## start Excerpted data

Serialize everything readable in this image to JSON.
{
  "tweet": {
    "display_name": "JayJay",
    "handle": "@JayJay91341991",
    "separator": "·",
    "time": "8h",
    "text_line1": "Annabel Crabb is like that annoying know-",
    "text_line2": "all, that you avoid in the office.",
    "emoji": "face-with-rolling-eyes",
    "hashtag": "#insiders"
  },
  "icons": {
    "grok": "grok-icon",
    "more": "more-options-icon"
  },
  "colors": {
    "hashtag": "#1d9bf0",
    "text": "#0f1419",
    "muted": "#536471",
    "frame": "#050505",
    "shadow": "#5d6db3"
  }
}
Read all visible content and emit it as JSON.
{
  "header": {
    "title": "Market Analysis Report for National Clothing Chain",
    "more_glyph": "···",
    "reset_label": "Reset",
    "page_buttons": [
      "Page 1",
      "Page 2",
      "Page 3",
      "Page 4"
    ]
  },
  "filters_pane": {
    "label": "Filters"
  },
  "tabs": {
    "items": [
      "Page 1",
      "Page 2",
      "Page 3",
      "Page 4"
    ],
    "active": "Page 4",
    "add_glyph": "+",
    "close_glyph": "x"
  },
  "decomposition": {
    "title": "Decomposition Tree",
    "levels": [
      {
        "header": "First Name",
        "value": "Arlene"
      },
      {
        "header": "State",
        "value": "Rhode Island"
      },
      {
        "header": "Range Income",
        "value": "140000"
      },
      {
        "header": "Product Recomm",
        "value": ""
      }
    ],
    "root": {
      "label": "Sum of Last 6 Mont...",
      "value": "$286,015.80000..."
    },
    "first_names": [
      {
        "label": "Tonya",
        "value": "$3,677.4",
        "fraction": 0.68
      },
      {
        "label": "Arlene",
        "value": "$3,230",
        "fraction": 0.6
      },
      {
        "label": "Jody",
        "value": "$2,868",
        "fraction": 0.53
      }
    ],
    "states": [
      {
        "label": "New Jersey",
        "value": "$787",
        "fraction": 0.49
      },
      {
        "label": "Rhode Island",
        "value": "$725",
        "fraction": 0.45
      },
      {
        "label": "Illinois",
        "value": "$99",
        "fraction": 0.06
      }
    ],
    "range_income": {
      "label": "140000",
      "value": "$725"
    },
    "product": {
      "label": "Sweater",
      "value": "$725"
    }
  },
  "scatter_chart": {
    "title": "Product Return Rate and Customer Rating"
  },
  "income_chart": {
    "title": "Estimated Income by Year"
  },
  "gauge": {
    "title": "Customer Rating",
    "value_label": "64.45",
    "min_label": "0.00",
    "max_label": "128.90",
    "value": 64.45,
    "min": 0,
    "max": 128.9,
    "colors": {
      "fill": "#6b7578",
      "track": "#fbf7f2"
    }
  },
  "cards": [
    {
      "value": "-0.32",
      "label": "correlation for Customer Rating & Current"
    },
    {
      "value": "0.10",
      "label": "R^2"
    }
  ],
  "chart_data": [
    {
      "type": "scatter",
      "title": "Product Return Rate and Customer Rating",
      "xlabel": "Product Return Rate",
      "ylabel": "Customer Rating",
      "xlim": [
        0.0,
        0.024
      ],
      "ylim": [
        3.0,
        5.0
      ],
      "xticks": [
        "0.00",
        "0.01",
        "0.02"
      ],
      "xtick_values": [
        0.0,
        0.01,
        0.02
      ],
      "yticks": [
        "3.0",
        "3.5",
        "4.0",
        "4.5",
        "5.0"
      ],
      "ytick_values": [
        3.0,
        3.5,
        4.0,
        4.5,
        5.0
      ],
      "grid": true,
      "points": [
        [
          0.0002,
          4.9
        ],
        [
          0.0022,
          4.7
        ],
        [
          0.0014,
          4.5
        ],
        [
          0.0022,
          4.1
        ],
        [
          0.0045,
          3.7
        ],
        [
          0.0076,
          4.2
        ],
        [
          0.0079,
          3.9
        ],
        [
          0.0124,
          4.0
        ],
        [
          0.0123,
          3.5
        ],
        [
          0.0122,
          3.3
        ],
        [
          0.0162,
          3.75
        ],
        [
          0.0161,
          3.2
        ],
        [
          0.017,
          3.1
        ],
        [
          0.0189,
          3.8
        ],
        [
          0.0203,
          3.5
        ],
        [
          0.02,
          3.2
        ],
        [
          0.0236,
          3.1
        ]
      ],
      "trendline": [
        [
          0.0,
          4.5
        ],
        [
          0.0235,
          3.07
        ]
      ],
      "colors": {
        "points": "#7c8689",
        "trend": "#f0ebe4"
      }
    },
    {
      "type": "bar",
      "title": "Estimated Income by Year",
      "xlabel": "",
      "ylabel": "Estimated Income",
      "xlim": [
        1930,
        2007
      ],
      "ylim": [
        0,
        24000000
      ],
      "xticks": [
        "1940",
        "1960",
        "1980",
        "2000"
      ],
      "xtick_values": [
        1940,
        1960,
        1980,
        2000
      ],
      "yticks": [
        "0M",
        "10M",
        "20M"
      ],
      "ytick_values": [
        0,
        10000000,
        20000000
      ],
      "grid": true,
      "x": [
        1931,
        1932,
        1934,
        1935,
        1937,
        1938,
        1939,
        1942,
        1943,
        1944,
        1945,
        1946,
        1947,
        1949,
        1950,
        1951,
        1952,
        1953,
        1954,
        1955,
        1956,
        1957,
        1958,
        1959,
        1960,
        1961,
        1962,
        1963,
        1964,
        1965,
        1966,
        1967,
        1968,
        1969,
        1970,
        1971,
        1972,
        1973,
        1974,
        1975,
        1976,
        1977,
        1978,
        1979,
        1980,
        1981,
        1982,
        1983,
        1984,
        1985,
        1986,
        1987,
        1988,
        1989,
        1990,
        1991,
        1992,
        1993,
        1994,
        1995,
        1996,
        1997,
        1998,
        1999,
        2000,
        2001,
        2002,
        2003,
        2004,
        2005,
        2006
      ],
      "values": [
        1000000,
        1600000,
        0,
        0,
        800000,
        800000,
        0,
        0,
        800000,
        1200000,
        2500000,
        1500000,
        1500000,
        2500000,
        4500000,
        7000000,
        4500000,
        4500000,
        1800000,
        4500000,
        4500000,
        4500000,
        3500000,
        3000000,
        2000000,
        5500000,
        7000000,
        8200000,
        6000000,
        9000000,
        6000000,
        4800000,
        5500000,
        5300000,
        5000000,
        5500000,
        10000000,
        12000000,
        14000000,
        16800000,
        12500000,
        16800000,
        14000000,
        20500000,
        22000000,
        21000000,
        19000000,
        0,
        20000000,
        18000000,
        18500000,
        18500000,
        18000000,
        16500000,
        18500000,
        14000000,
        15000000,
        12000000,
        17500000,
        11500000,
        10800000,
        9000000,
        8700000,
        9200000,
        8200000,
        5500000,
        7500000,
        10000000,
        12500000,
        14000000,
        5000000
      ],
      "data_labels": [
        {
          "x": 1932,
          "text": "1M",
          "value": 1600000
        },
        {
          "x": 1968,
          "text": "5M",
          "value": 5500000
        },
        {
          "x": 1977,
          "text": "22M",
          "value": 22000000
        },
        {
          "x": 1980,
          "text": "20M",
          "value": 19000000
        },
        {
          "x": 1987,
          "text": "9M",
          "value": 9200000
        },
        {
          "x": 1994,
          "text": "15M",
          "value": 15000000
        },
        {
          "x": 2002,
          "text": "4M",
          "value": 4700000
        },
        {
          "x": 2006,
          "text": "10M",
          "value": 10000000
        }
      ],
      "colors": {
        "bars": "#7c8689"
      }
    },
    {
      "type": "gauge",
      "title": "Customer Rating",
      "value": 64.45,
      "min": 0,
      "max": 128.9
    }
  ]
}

## end Excerpted data

• _What you are asked to do_: Please quote every record above exactly as it appears.

• _The reply_:
Serialize everything readable in this image to JSON.
{
  "tweet": {
    "display_name": "JayJay",
    "handle": "@JayJay91341991",
    "separator": "·",
    "time": "8h",
    "text_line1": "Annabel Crabb is like that annoying know-",
    "text_line2": "all, that you avoid in the office.",
    "emoji": "face-with-rolling-eyes",
    "hashtag": "#insiders"
  },
  "icons": {
    "grok": "grok-icon",
    "more": "more-options-icon"
  },
  "colors": {
    "hashtag": "#1d9bf0",
    "text": "#0f1419",
    "muted": "#536471",
    "frame": "#050505",
    "shadow": "#5d6db3"
  }
}
Read all visible content and emit it as JSON.
{
  "header": {
    "title": "Market Analysis Report for National Clothing Chain",
    "more_glyph": "···",
    "reset_label": "Reset",
    "page_buttons": [
      "Page 1",
      "Page 2",
      "Page 3",
      "Page 4"
    ]
  },
  "filters_pane": {
    "label": "Filters"
  },
  "tabs": {
    "items": [
      "Page 1",
      "Page 2",
      "Page 3",
      "Page 4"
    ],
    "active": "Page 4",
    "add_glyph": "+",
    "close_glyph": "x"
  },
  "decomposition": {
    "title": "Decomposition Tree",
    "levels": [
      {
        "header": "First Name",
        "value": "Arlene"
      },
      {
        "header": "State",
        "value": "Rhode Island"
      },
      {
        "header": "Range Income",
        "value": "140000"
      },
      {
        "header": "Product Recomm",
        "value": ""
      }
    ],
    "root": {
      "label": "Sum of Last 6 Mont...",
      "value": "$286,015.80000..."
    },
    "first_names": [
      {
        "label": "Tonya",
        "value": "$3,677.4",
        "fraction": 0.68
      },
      {
        "label": "Arlene",
        "value": "$3,230",
        "fraction": 0.6
      },
      {
        "label": "Jody",
        "value": "$2,868",
        "fraction": 0.53
      }
    ],
    "states": [
      {
        "label": "New Jersey",
        "value": "$787",
        "fraction": 0.49
      },
      {
        "label": "Rhode Island",
        "value": "$725",
        "fraction": 0.45
      },
      {
        "label": "Illinois",
        "value": "$99",
        "fraction": 0.06
      }
    ],
    "range_income": {
      "label": "140000",
      "value": "$725"
    },
    "product": {
      "label": "Sweater",
      "value": "$725"
    }
  },
  "scatter_chart": {
    "title": "Product Return Rate and Customer Rating"
  },
  "income_chart": {
    "title": "Estimated Income by Year"
  },
  "gauge": {
    "title": "Customer Rating",
    "value_label": "64.45",
    "min_label": "0.00",
    "max_label": "128.90",
    "value": 64.45,
    "min": 0,
    "max": 128.9,
    "colors": {
      "fill": "#6b7578",
      "track": "#fbf7f2"
    }
  },
  "cards": [
    {
      "value": "-0.32",
      "label": "correlation for Customer Rating & Current"
    },
    {
      "value": "0.10",
      "label": "R^2"
    }
  ],
  "chart_data": [
    {
      "type": "scatter",
      "title": "Product Return Rate and Customer Rating",
      "xlabel": "Product Return Rate",
      "ylabel": "Customer Rating",
      "xlim": [
        0.0,
        0.024
      ],
      "ylim": [
        3.0,
        5.0
      ],
      "xticks": [
        "0.00",
        "0.01",
        "0.02"
      ],
      "xtick_values": [
        0.0,
        0.01,
        0.02
      ],
      "yticks": [
        "3.0",
        "3.5",
        "4.0",
        "4.5",
        "5.0"
      ],
      "ytick_values": [
        3.0,
        3.5,
        4.0,
        4.5,
        5.0
      ],
      "grid": true,
      "points": [
        [
          0.0002,
          4.9
        ],
        [
          0.0022,
          4.7
        ],
        [
          0.0014,
          4.5
        ],
        [
          0.0022,
          4.1
        ],
        [
          0.0045,
          3.7
        ],
        [
          0.0076,
          4.2
        ],
        [
          0.0079,
          3.9
        ],
        [
          0.0124,
          4.0
        ],
        [
          0.0123,
          3.5
        ],
        [
          0.0122,
          3.3
        ],
        [
          0.0162,
          3.75
        ],
        [
          0.0161,
          3.2
        ],
        [
          0.017,
          3.1
        ],
        [
          0.0189,
          3.8
        ],
        [
          0.0203,
          3.5
        ],
        [
          0.02,
          3.2
        ],
        [
          0.0236,
          3.1
        ]
      ],
      "trendline": [
        [
          0.0,
          4.5
        ],
        [
          0.0235,
          3.07
        ]
      ],
      "colors": {
        "points": "#7c8689",
        "trend": "#f0ebe4"
      }
    },
    {
      "type": "bar",
      "title": "Estimated Income by Year",
      "xlabel": "",
      "ylabel": "Estimated Income",
      "xlim": [
        1930,
        2007
      ],
      "ylim": [
        0,
        24000000
      ],
      "xticks": [
        "1940",
        "1960",
        "1980",
        "2000"
      ],
      "xtick_values": [
        1940,
        1960,
        1980,
        2000
      ],
      "yticks": [
        "0M",
        "10M",
        "20M"
      ],
      "ytick_values": [
        0,
        10000000,
        20000000
      ],
      "grid": true,
      "x": [
        1931,
        1932,
        1934,
        1935,
        1937,
        1938,
        1939,
        1942,
        1943,
        1944,
        1945,
        1946,
        1947,
        1949,
        1950,
        1951,
        1952,
        1953,
        1954,
        1955,
        1956,
        1957,
        1958,
        1959,
        1960,
        1961,
        1962,
        1963,
        1964,
        1965,
        1966,
        1967,
        1968,
        1969,
        1970,
        1971,
        1972,
        1973,
        1974,
        1975,
        1976,
        1977,
        1978,
        1979,
        1980,
        1981,
        1982,
        1983,
        1984,
        1985,
        1986,
        1987,
        1988,
        1989,
        1990,
        1991,
        1992,
        1993,
        1994,
        1995,
        1996,
        1997,
        1998,
        1999,
        2000,
        2001,
        2002,
        2003,
        2004,
        2005,
        2006
      ],
      "values": [
        1000000,
        1600000,
        0,
        0,
        800000,
        800000,
        0,
        0,
        800000,
        1200000,
        2500000,
        1500000,
        1500000,
        2500000,
        4500000,
        7000000,
        4500000,
        4500000,
        1800000,
        4500000,
        4500000,
        4500000,
        3500000,
        3000000,
        2000000,
        5500000,
        7000000,
        8200000,
        6000000,
        9000000,
        6000000,
        4800000,
        5500000,
        5300000,
        5000000,
        5500000,
        10000000,
        12000000,
        14000000,
        16800000,
        12500000,
        16800000,
        14000000,
        20500000,
        22000000,
        21000000,
        19000000,
        0,
        20000000,
        18000000,
        18500000,
        18500000,
        18000000,
        16500000,
        18500000,
        14000000,
        15000000,
        12000000,
        17500000,
        11500000,
        10800000,
        9000000,
        8700000,
        9200000,
        8200000,
        5500000,
        7500000,
        10000000,
        12500000,
        14000000,
        5000000
      ],
      "data_labels": [
        {
          "x": 1932,
          "text": "1M",
          "value": 1600000
        },
        {
          "x": 1968,
          "text": "5M",
          "value": 5500000
        },
        {
          "x": 1977,
          "text": "22M",
          "value": 22000000
        },
        {
          "x": 1980,
          "text": "20M",
          "value": 19000000
        },
        {
          "x": 1987,
          "text": "9M",
          "value": 9200000
        },
        {
          "x": 1994,
          "text": "15M",
          "value": 15000000
        },
        {
          "x": 2002,
          "text": "4M",
          "value": 4700000
        },
        {
          "x": 2006,
          "text": "10M",
          "value": 10000000
        }
      ],
      "colors": {
        "bars": "#7c8689"
      }
    },
    {
      "type": "gauge",
      "title": "Customer Rating",
      "value": 64.45,
      "min": 0,
      "max": 128.9
    }
  ]
}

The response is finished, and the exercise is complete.